Find the string "plain" in the data, and copy out each line that has it.

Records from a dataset
-----

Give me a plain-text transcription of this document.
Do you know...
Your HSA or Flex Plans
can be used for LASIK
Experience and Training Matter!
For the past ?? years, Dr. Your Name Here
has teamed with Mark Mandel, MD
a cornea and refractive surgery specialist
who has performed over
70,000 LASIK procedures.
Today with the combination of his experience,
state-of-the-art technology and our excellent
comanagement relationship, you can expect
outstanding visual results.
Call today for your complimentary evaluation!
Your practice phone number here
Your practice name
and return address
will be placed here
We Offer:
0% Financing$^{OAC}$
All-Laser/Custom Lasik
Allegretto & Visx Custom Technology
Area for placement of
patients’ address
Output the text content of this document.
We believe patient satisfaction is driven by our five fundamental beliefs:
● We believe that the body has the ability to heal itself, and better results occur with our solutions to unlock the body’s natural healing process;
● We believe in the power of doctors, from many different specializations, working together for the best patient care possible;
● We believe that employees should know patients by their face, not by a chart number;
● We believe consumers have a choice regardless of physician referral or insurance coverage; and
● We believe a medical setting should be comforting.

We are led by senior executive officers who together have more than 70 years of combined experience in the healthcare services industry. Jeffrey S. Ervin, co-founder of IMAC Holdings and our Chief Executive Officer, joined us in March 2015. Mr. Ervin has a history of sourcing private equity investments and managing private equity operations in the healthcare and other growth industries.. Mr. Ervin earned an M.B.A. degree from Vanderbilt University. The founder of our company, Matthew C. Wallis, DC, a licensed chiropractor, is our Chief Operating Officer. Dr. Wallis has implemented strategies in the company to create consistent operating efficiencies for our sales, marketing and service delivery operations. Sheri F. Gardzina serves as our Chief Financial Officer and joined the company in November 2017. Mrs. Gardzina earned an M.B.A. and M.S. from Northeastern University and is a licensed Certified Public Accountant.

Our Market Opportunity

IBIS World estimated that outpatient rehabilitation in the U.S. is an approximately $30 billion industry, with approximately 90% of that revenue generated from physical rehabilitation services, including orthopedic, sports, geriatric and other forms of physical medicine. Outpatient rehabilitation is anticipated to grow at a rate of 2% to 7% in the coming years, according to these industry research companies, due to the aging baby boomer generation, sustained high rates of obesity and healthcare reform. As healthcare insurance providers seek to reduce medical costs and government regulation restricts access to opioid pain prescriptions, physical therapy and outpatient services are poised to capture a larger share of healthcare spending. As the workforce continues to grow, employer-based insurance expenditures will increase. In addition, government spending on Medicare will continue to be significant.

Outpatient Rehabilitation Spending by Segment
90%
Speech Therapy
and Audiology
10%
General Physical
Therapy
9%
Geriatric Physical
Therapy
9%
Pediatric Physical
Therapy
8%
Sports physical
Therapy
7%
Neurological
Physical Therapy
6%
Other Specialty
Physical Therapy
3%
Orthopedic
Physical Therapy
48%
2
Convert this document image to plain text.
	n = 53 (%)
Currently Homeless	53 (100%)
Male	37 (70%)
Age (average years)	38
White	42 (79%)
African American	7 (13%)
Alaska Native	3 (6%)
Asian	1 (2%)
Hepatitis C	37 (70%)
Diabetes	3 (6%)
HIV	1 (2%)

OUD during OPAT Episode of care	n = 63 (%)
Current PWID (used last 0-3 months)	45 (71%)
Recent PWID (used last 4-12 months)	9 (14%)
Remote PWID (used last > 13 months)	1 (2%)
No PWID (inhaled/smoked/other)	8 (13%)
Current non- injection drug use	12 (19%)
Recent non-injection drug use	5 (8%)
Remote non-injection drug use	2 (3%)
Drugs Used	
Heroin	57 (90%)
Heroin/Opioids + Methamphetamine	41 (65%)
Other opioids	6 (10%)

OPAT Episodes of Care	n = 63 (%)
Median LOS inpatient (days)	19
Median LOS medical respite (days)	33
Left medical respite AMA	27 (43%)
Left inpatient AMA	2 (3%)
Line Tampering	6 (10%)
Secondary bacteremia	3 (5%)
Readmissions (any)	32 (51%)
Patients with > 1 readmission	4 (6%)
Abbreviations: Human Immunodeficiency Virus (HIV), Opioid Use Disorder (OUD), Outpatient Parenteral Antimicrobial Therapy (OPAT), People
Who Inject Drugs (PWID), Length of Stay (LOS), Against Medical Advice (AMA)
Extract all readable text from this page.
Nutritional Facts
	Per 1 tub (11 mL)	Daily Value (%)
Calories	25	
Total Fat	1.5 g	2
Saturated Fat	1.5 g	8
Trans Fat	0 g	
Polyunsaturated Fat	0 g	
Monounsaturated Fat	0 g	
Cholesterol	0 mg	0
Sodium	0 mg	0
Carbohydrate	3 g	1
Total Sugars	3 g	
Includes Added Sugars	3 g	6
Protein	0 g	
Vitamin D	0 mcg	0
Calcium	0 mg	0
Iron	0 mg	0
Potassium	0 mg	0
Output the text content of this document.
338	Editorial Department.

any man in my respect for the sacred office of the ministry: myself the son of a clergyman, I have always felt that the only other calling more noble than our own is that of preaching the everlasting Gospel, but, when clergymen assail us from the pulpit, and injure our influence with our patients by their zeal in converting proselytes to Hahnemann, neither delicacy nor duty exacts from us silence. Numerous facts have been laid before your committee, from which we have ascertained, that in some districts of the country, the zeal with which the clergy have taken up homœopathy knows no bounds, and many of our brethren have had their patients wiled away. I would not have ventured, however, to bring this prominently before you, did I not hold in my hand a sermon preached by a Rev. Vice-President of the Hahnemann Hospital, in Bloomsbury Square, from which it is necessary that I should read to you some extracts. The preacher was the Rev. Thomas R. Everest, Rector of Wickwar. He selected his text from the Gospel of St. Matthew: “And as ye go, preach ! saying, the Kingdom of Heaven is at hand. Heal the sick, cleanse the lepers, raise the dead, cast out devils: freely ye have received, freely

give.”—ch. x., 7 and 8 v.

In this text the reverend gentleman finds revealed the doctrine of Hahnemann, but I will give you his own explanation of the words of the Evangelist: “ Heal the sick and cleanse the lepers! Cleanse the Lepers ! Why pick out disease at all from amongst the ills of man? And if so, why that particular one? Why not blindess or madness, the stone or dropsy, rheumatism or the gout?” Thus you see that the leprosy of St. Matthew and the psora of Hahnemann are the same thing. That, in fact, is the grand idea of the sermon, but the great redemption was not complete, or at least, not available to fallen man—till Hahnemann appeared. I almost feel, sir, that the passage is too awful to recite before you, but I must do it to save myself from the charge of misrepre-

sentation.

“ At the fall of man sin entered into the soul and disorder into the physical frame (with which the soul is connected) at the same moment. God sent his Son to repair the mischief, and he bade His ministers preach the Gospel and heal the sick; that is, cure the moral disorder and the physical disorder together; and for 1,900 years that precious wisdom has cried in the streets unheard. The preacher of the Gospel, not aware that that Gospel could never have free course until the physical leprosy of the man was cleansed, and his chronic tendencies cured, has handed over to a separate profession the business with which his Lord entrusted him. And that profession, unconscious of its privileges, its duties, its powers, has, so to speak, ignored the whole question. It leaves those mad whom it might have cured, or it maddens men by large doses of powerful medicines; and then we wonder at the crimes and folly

-----

## [ANSWER FOR THE TASK]
Give me a plain-text transcription of this document.
Convert this document image to plain text.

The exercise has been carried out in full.